Goal → Below is a listing; reproduce each line of it exactly.

Figure contents as structured data
• • • • • • •
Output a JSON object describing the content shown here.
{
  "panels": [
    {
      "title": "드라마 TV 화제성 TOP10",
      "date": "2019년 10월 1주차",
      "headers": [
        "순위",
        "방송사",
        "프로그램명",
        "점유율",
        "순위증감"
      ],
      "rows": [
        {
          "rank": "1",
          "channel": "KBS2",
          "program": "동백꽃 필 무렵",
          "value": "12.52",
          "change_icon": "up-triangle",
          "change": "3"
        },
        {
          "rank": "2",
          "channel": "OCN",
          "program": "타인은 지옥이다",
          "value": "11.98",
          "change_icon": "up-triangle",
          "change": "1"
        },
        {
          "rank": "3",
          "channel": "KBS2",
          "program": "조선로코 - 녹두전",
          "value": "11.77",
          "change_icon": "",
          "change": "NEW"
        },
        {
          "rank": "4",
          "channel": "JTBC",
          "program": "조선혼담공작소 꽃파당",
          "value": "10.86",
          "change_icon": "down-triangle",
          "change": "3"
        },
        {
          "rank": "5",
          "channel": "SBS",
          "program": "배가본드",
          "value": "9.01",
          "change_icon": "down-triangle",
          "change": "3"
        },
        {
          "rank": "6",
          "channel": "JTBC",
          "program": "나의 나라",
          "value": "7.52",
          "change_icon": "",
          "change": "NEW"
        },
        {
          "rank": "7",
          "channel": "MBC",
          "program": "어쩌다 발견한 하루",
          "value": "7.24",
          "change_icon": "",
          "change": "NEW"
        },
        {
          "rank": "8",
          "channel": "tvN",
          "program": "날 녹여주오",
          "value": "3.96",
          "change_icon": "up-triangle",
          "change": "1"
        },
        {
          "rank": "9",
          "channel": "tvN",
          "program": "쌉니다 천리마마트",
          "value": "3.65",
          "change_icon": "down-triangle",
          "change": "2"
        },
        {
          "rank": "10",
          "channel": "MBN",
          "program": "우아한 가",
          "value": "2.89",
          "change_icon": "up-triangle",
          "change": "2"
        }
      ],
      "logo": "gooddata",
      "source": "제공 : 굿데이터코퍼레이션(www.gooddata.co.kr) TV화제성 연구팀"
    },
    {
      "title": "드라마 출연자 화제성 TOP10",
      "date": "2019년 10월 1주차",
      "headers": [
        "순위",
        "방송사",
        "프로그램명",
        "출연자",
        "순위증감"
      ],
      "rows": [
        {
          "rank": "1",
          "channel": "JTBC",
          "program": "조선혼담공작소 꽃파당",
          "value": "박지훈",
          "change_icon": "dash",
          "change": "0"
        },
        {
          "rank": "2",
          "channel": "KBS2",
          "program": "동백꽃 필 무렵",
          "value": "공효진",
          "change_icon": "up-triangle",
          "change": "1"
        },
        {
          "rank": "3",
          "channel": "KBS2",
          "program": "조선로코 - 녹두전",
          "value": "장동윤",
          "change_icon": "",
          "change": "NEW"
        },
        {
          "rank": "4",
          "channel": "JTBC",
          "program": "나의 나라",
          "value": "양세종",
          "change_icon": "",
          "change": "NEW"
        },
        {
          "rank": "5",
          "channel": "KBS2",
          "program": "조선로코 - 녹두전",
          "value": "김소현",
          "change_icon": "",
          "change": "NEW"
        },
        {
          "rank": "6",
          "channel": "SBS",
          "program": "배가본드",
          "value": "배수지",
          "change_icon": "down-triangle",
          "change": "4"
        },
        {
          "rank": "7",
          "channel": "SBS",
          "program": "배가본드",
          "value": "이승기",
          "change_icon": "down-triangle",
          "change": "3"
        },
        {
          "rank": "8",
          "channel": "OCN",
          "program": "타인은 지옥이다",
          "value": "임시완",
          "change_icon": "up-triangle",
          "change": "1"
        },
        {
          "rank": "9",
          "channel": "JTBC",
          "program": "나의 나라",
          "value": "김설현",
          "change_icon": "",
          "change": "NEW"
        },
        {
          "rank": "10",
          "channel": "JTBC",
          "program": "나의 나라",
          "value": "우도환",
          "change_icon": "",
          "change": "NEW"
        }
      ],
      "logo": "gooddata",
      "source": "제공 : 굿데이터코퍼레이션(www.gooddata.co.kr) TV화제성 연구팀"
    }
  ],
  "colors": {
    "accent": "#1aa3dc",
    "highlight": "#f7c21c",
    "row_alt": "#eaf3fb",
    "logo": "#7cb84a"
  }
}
• • • • • • •
Written solution →
Output a JSON object describing the content shown here.
{
  "panels": [
    {
      "title": "드라마 TV 화제성 TOP10",
      "date": "2019년 10월 1주차",
      "headers": [
        "순위",
        "방송사",
        "프로그램명",
        "점유율",
        "순위증감"
      ],
      "rows": [
        {
          "rank": "1",
          "channel": "KBS2",
          "program": "동백꽃 필 무렵",
          "value": "12.52",
          "change_icon": "up-triangle",
          "change": "3"
        },
        {
          "rank": "2",
          "channel": "OCN",
          "program": "타인은 지옥이다",
          "value": "11.98",
          "change_icon": "up-triangle",
          "change": "1"
        },
        {
          "rank": "3",
          "channel": "KBS2",
          "program": "조선로코 - 녹두전",
          "value": "11.77",
          "change_icon": "",
          "change": "NEW"
        },
        {
          "rank": "4",
          "channel": "JTBC",
          "program": "조선혼담공작소 꽃파당",
          "value": "10.86",
          "change_icon": "down-triangle",
          "change": "3"
        },
        {
          "rank": "5",
          "channel": "SBS",
          "program": "배가본드",
          "value": "9.01",
          "change_icon": "down-triangle",
          "change": "3"
        },
        {
          "rank": "6",
          "channel": "JTBC",
          "program": "나의 나라",
          "value": "7.52",
          "change_icon": "",
          "change": "NEW"
        },
        {
          "rank": "7",
          "channel": "MBC",
          "program": "어쩌다 발견한 하루",
          "value": "7.24",
          "change_icon": "",
          "change": "NEW"
        },
        {
          "rank": "8",
          "channel": "tvN",
          "program": "날 녹여주오",
          "value": "3.96",
          "change_icon": "up-triangle",
          "change": "1"
        },
        {
          "rank": "9",
          "channel": "tvN",
          "program": "쌉니다 천리마마트",
          "value": "3.65",
          "change_icon": "down-triangle",
          "change": "2"
        },
        {
          "rank": "10",
          "channel": "MBN",
          "program": "우아한 가",
          "value": "2.89",
          "change_icon": "up-triangle",
          "change": "2"
        }
      ],
      "logo": "gooddata",
      "source": "제공 : 굿데이터코퍼레이션(www.gooddata.co.kr) TV화제성 연구팀"
    },
    {
      "title": "드라마 출연자 화제성 TOP10",
      "date": "2019년 10월 1주차",
      "headers": [
        "순위",
        "방송사",
        "프로그램명",
        "출연자",
        "순위증감"
      ],
      "rows": [
        {
          "rank": "1",
          "channel": "JTBC",
          "program": "조선혼담공작소 꽃파당",
          "value": "박지훈",
          "change_icon": "dash",
          "change": "0"
        },
        {
          "rank": "2",
          "channel": "KBS2",
          "program": "동백꽃 필 무렵",
          "value": "공효진",
          "change_icon": "up-triangle",
          "change": "1"
        },
        {
          "rank": "3",
          "channel": "KBS2",
          "program": "조선로코 - 녹두전",
          "value": "장동윤",
          "change_icon": "",
          "change": "NEW"
        },
        {
          "rank": "4",
          "channel": "JTBC",
          "program": "나의 나라",
          "value": "양세종",
          "change_icon": "",
          "change": "NEW"
        },
        {
          "rank": "5",
          "channel": "KBS2",
          "program": "조선로코 - 녹두전",
          "value": "김소현",
          "change_icon": "",
          "change": "NEW"
        },
        {
          "rank": "6",
          "channel": "SBS",
          "program": "배가본드",
          "value": "배수지",
          "change_icon": "down-triangle",
          "change": "4"
        },
        {
          "rank": "7",
          "channel": "SBS",
          "program": "배가본드",
          "value": "이승기",
          "change_icon": "down-triangle",
          "change": "3"
        },
        {
          "rank": "8",
          "channel": "OCN",
          "program": "타인은 지옥이다",
          "value": "임시완",
          "change_icon": "up-triangle",
          "change": "1"
        },
        {
          "rank": "9",
          "channel": "JTBC",
          "program": "나의 나라",
          "value": "김설현",
          "change_icon": "",
          "change": "NEW"
        },
        {
          "rank": "10",
          "channel": "JTBC",
          "program": "나의 나라",
          "value": "우도환",
          "change_icon": "",
          "change": "NEW"
        }
      ],
      "logo": "gooddata",
      "source": "제공 : 굿데이터코퍼레이션(www.gooddata.co.kr) TV화제성 연구팀"
    }
  ],
  "colors": {
    "accent": "#1aa3dc",
    "highlight": "#f7c21c",
    "row_alt": "#eaf3fb",
    "logo": "#7cb84a"
  }
}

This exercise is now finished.